■ **Description of the task**
Rename "legend-label" to "legend-entry" in the lines between the one holding "x-tick-label: 250 <box>562 528 591 542</box>" and the one holding "x-tick-label: 300 <box>662 528 690 542</box>", inclusive, and give those lines again with nothing else changed.

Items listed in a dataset
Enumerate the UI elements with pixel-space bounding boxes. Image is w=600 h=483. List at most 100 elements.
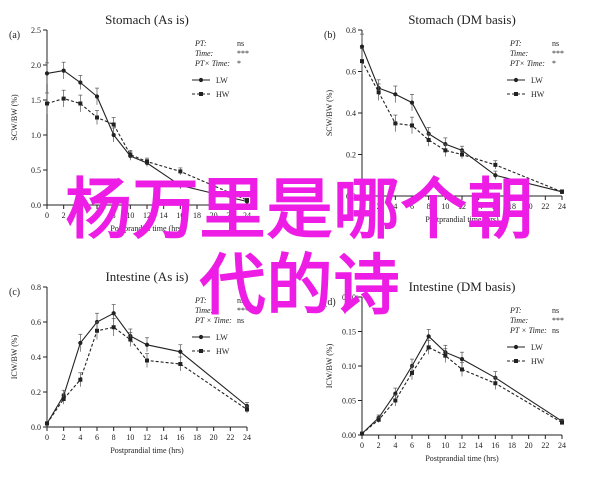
panel-letter: (a) (9, 30, 20, 41)
x-tick-label: 18 (193, 433, 201, 442)
panel-b: (b)Stomach (DM basis)0.00.20.40.60.80 2 4 6… (324, 12, 566, 224)
stat-value: ns (237, 39, 244, 48)
data-point-hw (493, 381, 498, 386)
x-tick-label: 12 (143, 433, 151, 442)
legend-label: LW (531, 343, 543, 352)
x-tick-label: 8 (427, 441, 431, 450)
x-tick-label: 2 (62, 433, 66, 442)
legend-marker (514, 359, 518, 363)
data-point-hw (178, 169, 183, 174)
stat-label: Time: (195, 49, 214, 58)
legend-label: LW (216, 333, 228, 342)
panel-d: (d) Intestine (DM basis) 0.00 0.05 0.10 0.15 0… (324, 279, 566, 463)
stat-label: PT × Time: (509, 326, 547, 335)
x-axis-label: Postprandial time (hrs) (425, 215, 499, 224)
y-axis-label: SCW/BW (%) (325, 90, 334, 137)
data-point-lw (426, 334, 431, 339)
x-tick-label: 4 (393, 441, 397, 450)
data-point-hw (410, 123, 414, 128)
x-tick-label: 22 (226, 211, 234, 220)
x-tick-label: 22 (541, 441, 549, 450)
stat-label: PT: (194, 296, 207, 305)
x-tick-label: 12 (143, 211, 151, 220)
series-line-lw (46, 312, 248, 424)
data-point-hw (128, 337, 133, 342)
data-point-hw (145, 159, 149, 164)
x-tick-label: 24 (558, 202, 566, 211)
legend-label: LW (216, 76, 228, 85)
series-line-hw (361, 60, 563, 193)
y-tick-label: 0.00 (342, 431, 356, 440)
y-tick-label: 0.0 (346, 192, 356, 201)
legend-marker (199, 92, 203, 96)
x-tick-label: 14 (160, 211, 168, 220)
x-tick-label: 10 (441, 202, 449, 211)
legend-label: LW (531, 76, 543, 85)
y-tick-label: 0.8 (346, 26, 356, 35)
x-tick-label: 8 (427, 202, 431, 211)
x-tick-label: 22 (541, 202, 549, 211)
x-tick-label: 16 (491, 441, 499, 450)
x-axis-label: Postprandial time (hrs) (110, 224, 184, 233)
x-tick-label: 2 (377, 441, 381, 450)
x-tick-label: 4 (393, 202, 397, 211)
x-tick-label: 2 (62, 211, 66, 220)
panel-title: Intestine (DM basis) (409, 279, 516, 294)
legend-marker (199, 349, 203, 353)
x-tick-label: 16 (176, 211, 184, 220)
data-point-hw (560, 420, 564, 425)
data-point-hw (393, 121, 398, 126)
data-point-lw (61, 68, 66, 73)
data-point-hw (443, 353, 448, 358)
data-point-hw (95, 115, 99, 120)
stat-value: * (552, 59, 556, 68)
stat-value: *** (237, 49, 249, 58)
x-tick-label: 6 (410, 441, 414, 450)
x-tick-label: 10 (441, 441, 449, 450)
data-point-hw (178, 362, 183, 366)
data-point-lw (459, 357, 465, 362)
y-tick-label: 0.0 (31, 423, 41, 432)
legend-marker (198, 334, 204, 340)
y-tick-label: 0.2 (31, 388, 41, 397)
data-point-hw (111, 325, 116, 330)
data-point-lw (144, 342, 150, 347)
stat-value: ns (552, 39, 559, 48)
stat-value: ns (237, 296, 244, 305)
x-tick-label: 6 (95, 433, 99, 442)
stat-value: ns (552, 326, 559, 335)
y-tick-label: 0.6 (31, 318, 41, 327)
legend-label: HW (531, 90, 545, 99)
x-tick-label: 10 (126, 433, 134, 442)
x-tick-label: 4 (78, 211, 82, 220)
data-point-hw (426, 345, 431, 350)
x-tick-label: 24 (243, 211, 251, 220)
x-tick-label: 6 (95, 211, 99, 220)
legend-marker (513, 344, 519, 350)
series-line-hw (361, 346, 563, 435)
data-point-hw (61, 397, 66, 401)
stat-label: PT: (509, 306, 522, 315)
data-point-lw (178, 183, 183, 188)
panel-letter: (d) (324, 297, 336, 308)
stat-label: PT × Time: (194, 316, 232, 325)
legend-label: HW (216, 347, 230, 356)
data-point-hw (376, 90, 381, 95)
x-tick-label: 8 (112, 211, 116, 220)
x-tick-label: 14 (475, 441, 483, 450)
x-tick-label: 0 (360, 202, 364, 211)
data-point-hw (45, 101, 49, 106)
stat-label: Time: (510, 316, 529, 325)
x-tick-label: 20 (210, 211, 218, 220)
y-tick-label: 0.4 (346, 109, 356, 118)
data-point-lw (94, 94, 100, 99)
data-point-hw (78, 377, 83, 382)
data-point-lw (78, 80, 83, 85)
stat-label: PT× Time: (194, 59, 230, 68)
overlay-text: 杨万里是哪个朝 代的诗 (0, 172, 600, 324)
data-point-hw (376, 417, 381, 422)
x-tick-label: 20 (525, 441, 533, 450)
data-point-hw (360, 431, 364, 436)
x-tick-label: 20 (525, 202, 533, 211)
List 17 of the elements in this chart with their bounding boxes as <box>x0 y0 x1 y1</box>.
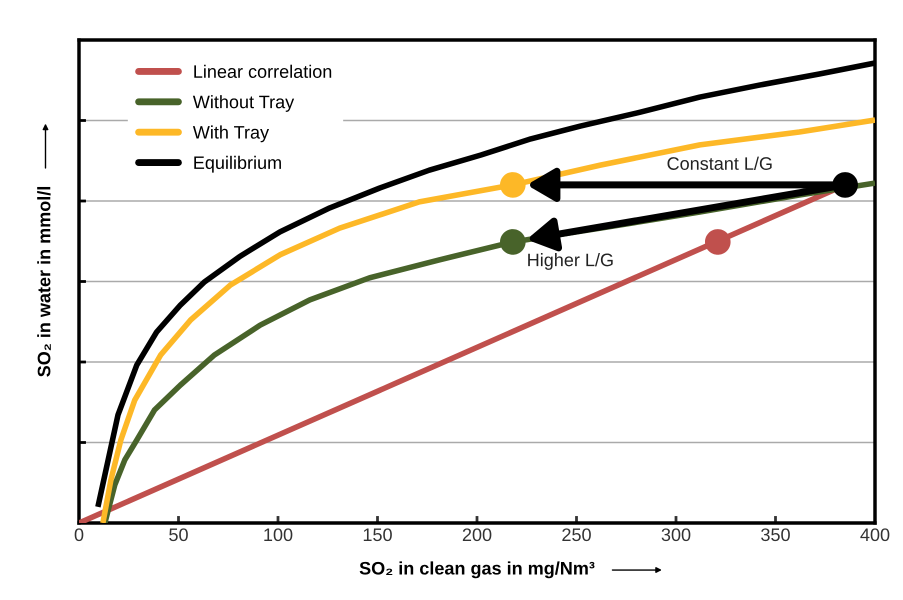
x-tick-label: 250 <box>562 528 591 542</box>
x-tick-label: 200 <box>462 528 492 542</box>
x-tick-label: 350 <box>761 528 790 542</box>
x-tick-label: 0 <box>74 528 84 542</box>
legend-label: Linear correlation <box>194 64 332 78</box>
legend-label: Equilibrium <box>194 156 281 173</box>
annotation: Higher L/G <box>528 253 613 270</box>
x-axis-title: SO₂ in clean gas in mg/Nm³ <box>360 561 595 578</box>
x-tick-label: 400 <box>860 528 890 542</box>
legend-label: With Tray <box>192 125 270 142</box>
legend-label: Without Tray <box>192 95 294 112</box>
x-tick-label: 300 <box>662 528 690 542</box>
annotation: Constant L/G <box>668 156 772 170</box>
x-tick-label: 150 <box>364 528 392 542</box>
y-axis-title: SO₂ in water in mmol/l <box>37 186 51 377</box>
x-tick-label: 100 <box>264 528 292 542</box>
x-tick-label: 50 <box>169 528 188 542</box>
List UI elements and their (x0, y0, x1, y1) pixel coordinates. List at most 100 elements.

■ **Written answer**
x-tick-label: 250 <box>562 528 591 542</box>
x-tick-label: 200 <box>462 528 492 542</box>
x-tick-label: 350 <box>761 528 790 542</box>
x-tick-label: 0 <box>74 528 84 542</box>
legend-entry: Linear correlation <box>194 64 332 78</box>
legend-entry: Equilibrium <box>194 156 281 173</box>
annotation: Higher L/G <box>528 253 613 270</box>
x-axis-title: SO₂ in clean gas in mg/Nm³ <box>360 561 595 578</box>
x-tick-label: 400 <box>860 528 890 542</box>
legend-entry: With Tray <box>192 125 270 142</box>
legend-entry: Without Tray <box>192 95 294 112</box>
x-tick-label: 300 <box>662 528 690 542</box>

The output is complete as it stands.